__TASK BRIEF__
Read the listing and extract each line that includes the word "исключением".

__MATERIAL SUPPLIED__
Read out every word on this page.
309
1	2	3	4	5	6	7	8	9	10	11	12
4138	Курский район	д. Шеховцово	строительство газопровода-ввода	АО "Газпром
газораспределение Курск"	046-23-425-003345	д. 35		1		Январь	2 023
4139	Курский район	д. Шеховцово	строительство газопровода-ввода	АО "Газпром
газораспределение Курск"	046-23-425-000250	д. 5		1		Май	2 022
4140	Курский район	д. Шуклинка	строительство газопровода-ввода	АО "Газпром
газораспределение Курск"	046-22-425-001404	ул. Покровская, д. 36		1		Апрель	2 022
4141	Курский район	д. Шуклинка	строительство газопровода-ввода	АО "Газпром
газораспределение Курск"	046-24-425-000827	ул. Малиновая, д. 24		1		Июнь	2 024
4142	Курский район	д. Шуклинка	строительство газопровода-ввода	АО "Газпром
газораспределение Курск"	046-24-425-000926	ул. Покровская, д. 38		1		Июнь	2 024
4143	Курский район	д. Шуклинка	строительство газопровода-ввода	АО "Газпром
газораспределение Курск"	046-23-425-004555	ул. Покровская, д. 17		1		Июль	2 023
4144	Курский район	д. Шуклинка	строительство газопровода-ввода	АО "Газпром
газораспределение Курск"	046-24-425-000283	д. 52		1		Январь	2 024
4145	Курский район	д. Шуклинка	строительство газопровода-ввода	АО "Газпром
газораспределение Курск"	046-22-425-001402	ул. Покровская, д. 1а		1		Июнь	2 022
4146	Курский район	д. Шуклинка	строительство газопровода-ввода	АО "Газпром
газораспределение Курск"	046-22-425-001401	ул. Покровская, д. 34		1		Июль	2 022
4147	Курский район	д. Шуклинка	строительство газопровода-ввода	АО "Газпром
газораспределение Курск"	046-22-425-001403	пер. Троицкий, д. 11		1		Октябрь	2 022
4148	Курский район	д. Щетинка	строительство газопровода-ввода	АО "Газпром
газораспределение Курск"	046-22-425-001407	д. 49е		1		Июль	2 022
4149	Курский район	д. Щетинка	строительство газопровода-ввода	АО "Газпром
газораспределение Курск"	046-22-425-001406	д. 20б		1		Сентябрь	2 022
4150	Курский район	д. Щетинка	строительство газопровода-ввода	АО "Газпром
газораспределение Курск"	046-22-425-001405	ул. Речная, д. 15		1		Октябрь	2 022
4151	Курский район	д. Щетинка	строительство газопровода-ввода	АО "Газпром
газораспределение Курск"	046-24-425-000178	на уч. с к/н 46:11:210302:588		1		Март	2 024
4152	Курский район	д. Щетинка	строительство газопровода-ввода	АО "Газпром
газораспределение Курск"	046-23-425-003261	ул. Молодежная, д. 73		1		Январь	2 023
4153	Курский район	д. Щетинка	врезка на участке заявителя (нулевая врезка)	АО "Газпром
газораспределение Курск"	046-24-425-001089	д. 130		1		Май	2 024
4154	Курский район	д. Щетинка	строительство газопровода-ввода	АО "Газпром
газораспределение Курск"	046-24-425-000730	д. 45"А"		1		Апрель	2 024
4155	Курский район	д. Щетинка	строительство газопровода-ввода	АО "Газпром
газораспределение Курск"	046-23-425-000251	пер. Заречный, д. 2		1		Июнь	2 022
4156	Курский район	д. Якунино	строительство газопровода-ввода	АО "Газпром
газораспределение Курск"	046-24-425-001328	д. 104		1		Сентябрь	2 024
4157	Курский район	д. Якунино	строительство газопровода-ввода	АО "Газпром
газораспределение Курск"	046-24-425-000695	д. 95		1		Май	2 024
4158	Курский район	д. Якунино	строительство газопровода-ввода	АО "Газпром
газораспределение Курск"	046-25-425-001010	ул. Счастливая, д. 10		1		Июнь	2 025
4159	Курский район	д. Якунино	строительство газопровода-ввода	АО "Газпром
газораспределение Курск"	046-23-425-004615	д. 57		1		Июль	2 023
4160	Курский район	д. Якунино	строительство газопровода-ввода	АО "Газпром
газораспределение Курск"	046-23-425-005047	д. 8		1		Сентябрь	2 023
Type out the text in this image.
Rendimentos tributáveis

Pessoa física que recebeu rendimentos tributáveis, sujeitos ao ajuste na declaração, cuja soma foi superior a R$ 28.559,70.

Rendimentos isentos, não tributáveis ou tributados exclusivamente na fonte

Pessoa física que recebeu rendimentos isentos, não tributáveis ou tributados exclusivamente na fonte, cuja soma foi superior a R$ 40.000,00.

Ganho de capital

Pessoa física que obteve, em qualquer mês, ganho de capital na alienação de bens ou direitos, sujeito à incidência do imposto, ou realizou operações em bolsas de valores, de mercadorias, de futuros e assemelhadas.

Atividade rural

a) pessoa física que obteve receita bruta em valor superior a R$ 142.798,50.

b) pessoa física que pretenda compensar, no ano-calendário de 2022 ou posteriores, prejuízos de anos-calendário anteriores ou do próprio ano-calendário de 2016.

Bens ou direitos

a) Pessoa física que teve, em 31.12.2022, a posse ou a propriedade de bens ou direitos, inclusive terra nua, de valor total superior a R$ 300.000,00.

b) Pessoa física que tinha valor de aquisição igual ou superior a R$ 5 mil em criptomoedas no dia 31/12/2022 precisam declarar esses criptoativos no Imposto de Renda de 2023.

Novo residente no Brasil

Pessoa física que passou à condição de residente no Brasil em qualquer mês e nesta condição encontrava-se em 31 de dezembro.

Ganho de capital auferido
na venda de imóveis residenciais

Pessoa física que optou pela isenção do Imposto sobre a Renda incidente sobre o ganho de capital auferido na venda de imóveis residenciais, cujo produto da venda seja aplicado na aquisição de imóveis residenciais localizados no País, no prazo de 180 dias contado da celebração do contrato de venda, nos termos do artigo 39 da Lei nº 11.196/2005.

--

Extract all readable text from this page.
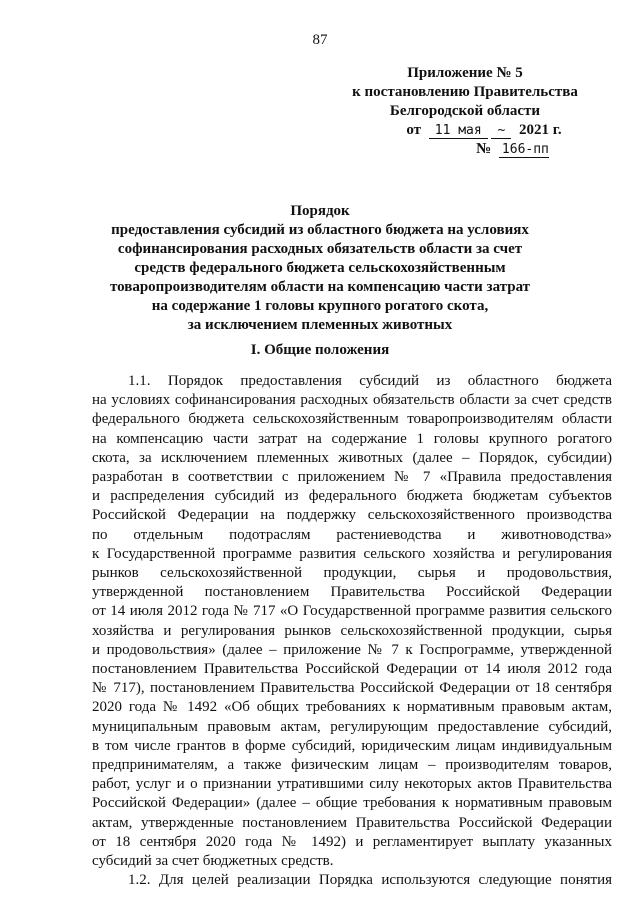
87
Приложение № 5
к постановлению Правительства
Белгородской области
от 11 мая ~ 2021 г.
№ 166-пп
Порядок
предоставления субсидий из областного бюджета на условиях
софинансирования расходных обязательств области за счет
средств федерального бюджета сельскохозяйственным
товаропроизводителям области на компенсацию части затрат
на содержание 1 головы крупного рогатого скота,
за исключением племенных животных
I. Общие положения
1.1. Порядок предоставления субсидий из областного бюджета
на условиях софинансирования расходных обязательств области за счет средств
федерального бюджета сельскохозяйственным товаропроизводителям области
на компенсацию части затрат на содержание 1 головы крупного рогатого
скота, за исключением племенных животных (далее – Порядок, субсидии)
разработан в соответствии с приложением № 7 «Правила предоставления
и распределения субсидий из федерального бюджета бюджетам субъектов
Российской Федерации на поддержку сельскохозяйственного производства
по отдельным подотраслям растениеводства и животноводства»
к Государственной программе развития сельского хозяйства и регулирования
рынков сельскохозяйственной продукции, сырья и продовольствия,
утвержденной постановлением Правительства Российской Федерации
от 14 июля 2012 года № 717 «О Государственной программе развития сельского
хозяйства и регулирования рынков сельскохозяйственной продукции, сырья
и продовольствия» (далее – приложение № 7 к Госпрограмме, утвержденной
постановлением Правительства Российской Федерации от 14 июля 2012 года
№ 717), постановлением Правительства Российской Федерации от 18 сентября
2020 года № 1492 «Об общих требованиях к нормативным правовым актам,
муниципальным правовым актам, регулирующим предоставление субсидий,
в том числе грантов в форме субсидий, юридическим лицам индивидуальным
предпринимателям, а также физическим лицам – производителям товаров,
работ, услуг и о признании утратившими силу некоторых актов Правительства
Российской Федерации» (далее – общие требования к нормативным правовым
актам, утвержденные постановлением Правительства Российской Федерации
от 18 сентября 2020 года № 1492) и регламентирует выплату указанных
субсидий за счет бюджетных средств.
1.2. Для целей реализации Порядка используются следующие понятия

__FINISHED TASK__
за исключением племенных животных
скота, за исключением племенных животных (далее – Порядок, субсидии)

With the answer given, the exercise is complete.